Faithfully return all lines, omitting every embedded picture.

Data entries
________________________________________

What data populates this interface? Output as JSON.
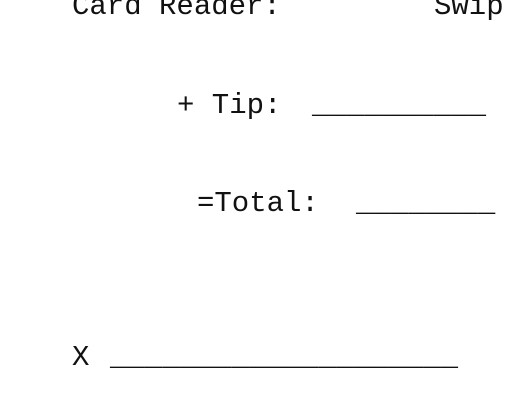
{
  "receipt": {
    "card_reader_label": "Card Reader:",
    "card_reader_value": "Swip",
    "tip_label": "+ Tip:",
    "tip_blank": "__________",
    "total_label": "=Total:",
    "total_blank": "________",
    "signature_mark": "X",
    "signature_blank": "____________________"
  }
}
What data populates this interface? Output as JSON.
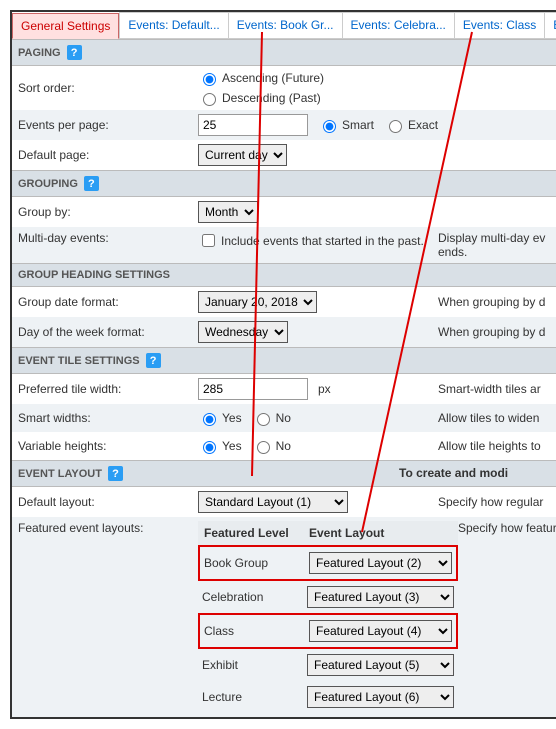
{
  "tabs": {
    "t0": "General Settings",
    "t1": "Events: Default...",
    "t2": "Events: Book Gr...",
    "t3": "Events: Celebra...",
    "t4": "Events: Class",
    "t5": "Events: E"
  },
  "sections": {
    "paging": "PAGING",
    "grouping": "GROUPING",
    "group_heading": "GROUP HEADING SETTINGS",
    "tile": "EVENT TILE SETTINGS",
    "layout": "EVENT LAYOUT",
    "layout_side": "To create and modi"
  },
  "paging": {
    "sort_label": "Sort order:",
    "sort_asc": "Ascending (Future)",
    "sort_desc": "Descending (Past)",
    "epp_label": "Events per page:",
    "epp_value": "25",
    "smart": "Smart",
    "exact": "Exact",
    "default_page_label": "Default page:",
    "default_page_value": "Current day"
  },
  "grouping": {
    "group_by_label": "Group by:",
    "group_by_value": "Month",
    "multi_label": "Multi-day events:",
    "multi_cb": "Include events that started in the past.",
    "multi_side": "Display multi-day ev",
    "multi_side2": "ends."
  },
  "group_heading": {
    "date_fmt_label": "Group date format:",
    "date_fmt_value": "January 20, 2018",
    "date_fmt_side": "When grouping by d",
    "dow_label": "Day of the week format:",
    "dow_value": "Wednesday",
    "dow_side": "When grouping by d"
  },
  "tile": {
    "pref_width_label": "Preferred tile width:",
    "pref_width_value": "285",
    "px": "px",
    "pref_width_side": "Smart-width tiles ar",
    "smart_widths_label": "Smart widths:",
    "yes": "Yes",
    "no": "No",
    "smart_widths_side": "Allow tiles to widen",
    "var_heights_label": "Variable heights:",
    "var_heights_side": "Allow tile heights to"
  },
  "layout": {
    "default_label": "Default layout:",
    "default_value": "Standard Layout (1)",
    "default_side": "Specify how regular",
    "featured_label": "Featured event layouts:",
    "featured_side": "Specify how feature",
    "head_level": "Featured Level",
    "head_layout": "Event Layout",
    "rows": {
      "r0": {
        "lvl": "Book Group",
        "lay": "Featured Layout (2)"
      },
      "r1": {
        "lvl": "Celebration",
        "lay": "Featured Layout (3)"
      },
      "r2": {
        "lvl": "Class",
        "lay": "Featured Layout (4)"
      },
      "r3": {
        "lvl": "Exhibit",
        "lay": "Featured Layout (5)"
      },
      "r4": {
        "lvl": "Lecture",
        "lay": "Featured Layout (6)"
      }
    }
  }
}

________________________________________

Exercise result →
What data populates this interface? Output as JSON.
{
  "receipt": {
    "card_reader_label": "Card Reader:",
    "card_reader_value": "Swip",
    "tip_label": "+ Tip:",
    "tip_blank": "__________",
    "total_label": "=Total:",
    "total_blank": "________",
    "signature_mark": "X",
    "signature_blank": "____________________"
  }
}
What data populates this interface? Output as JSON.
{
  "tabs": {
    "t0": "General Settings",
    "t1": "Events: Default...",
    "t2": "Events: Book Gr...",
    "t3": "Events: Celebra...",
    "t4": "Events: Class",
    "t5": "Events: E"
  },
  "sections": {
    "paging": "PAGING",
    "grouping": "GROUPING",
    "group_heading": "GROUP HEADING SETTINGS",
    "tile": "EVENT TILE SETTINGS",
    "layout": "EVENT LAYOUT",
    "layout_side": "To create and modi"
  },
  "paging": {
    "sort_label": "Sort order:",
    "sort_asc": "Ascending (Future)",
    "sort_desc": "Descending (Past)",
    "epp_label": "Events per page:",
    "epp_value": "25",
    "smart": "Smart",
    "exact": "Exact",
    "default_page_label": "Default page:",
    "default_page_value": "Current day"
  },
  "grouping": {
    "group_by_label": "Group by:",
    "group_by_value": "Month",
    "multi_label": "Multi-day events:",
    "multi_cb": "Include events that started in the past.",
    "multi_side": "Display multi-day ev",
    "multi_side2": "ends."
  },
  "group_heading": {
    "date_fmt_label": "Group date format:",
    "date_fmt_value": "January 20, 2018",
    "date_fmt_side": "When grouping by d",
    "dow_label": "Day of the week format:",
    "dow_value": "Wednesday",
    "dow_side": "When grouping by d"
  },
  "tile": {
    "pref_width_label": "Preferred tile width:",
    "pref_width_value": "285",
    "px": "px",
    "pref_width_side": "Smart-width tiles ar",
    "smart_widths_label": "Smart widths:",
    "yes": "Yes",
    "no": "No",
    "smart_widths_side": "Allow tiles to widen",
    "var_heights_label": "Variable heights:",
    "var_heights_side": "Allow tile heights to"
  },
  "layout": {
    "default_label": "Default layout:",
    "default_value": "Standard Layout (1)",
    "default_side": "Specify how regular",
    "featured_label": "Featured event layouts:",
    "featured_side": "Specify how feature",
    "head_level": "Featured Level",
    "head_layout": "Event Layout",
    "rows": {
      "r0": {
        "lvl": "Book Group",
        "lay": "Featured Layout (2)"
      },
      "r1": {
        "lvl": "Celebration",
        "lay": "Featured Layout (3)"
      },
      "r2": {
        "lvl": "Class",
        "lay": "Featured Layout (4)"
      },
      "r3": {
        "lvl": "Exhibit",
        "lay": "Featured Layout (5)"
      },
      "r4": {
        "lvl": "Lecture",
        "lay": "Featured Layout (6)"
      }
    }
  }
}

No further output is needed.